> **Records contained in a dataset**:
╔══

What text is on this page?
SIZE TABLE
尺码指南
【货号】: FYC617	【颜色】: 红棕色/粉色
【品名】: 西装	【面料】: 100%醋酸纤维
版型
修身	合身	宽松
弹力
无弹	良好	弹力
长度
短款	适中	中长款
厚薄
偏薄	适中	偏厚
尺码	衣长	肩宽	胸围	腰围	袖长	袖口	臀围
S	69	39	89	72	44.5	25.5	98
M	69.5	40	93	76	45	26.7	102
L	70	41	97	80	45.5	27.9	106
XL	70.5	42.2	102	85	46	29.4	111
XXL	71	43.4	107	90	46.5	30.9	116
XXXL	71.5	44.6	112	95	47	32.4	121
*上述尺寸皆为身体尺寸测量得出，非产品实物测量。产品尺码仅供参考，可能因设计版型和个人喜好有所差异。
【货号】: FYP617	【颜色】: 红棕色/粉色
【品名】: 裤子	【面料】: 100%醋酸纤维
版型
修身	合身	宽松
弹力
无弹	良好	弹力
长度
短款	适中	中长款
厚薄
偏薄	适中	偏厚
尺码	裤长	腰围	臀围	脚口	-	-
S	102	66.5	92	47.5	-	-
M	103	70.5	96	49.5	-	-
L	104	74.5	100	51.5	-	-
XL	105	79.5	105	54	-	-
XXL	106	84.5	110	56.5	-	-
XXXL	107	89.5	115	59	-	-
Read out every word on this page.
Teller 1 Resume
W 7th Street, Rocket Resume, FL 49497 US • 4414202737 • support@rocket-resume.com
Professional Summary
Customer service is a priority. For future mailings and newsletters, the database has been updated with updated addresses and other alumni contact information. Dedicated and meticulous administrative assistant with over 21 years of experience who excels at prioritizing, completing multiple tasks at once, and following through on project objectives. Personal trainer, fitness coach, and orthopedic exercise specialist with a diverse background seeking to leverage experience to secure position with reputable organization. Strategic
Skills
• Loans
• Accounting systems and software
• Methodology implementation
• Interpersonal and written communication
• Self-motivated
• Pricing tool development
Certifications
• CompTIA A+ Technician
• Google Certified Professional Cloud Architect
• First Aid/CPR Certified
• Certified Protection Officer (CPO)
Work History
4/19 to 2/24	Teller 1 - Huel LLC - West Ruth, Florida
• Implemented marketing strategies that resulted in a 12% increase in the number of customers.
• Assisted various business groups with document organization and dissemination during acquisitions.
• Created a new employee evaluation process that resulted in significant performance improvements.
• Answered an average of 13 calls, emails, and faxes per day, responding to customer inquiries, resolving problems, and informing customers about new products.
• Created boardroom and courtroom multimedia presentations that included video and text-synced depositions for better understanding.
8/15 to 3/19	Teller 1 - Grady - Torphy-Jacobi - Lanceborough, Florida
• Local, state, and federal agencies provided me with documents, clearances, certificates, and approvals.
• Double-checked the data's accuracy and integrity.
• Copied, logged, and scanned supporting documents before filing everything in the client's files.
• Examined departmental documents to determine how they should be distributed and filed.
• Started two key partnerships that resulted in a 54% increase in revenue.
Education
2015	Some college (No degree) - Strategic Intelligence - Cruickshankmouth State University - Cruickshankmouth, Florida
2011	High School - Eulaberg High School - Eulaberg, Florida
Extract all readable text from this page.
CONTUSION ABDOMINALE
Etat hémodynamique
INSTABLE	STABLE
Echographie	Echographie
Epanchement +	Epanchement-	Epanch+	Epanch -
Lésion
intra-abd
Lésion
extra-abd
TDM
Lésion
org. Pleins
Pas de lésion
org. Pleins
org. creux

╚══

> **OBJECTIVE**: Transcribe the records above exactly, but only from the line that contains "Extract all readable text from this page." through their final line, inclusive.

> **EXERCISE ANSWER**:
Extract all readable text from this page.
CONTUSION ABDOMINALE
Etat hémodynamique
INSTABLE	STABLE
Echographie	Echographie
Epanchement +	Epanchement-	Epanch+	Epanch -
Lésion
intra-abd
Lésion
extra-abd
TDM
Lésion
org. Pleins
Pas de lésion
org. Pleins
org. creux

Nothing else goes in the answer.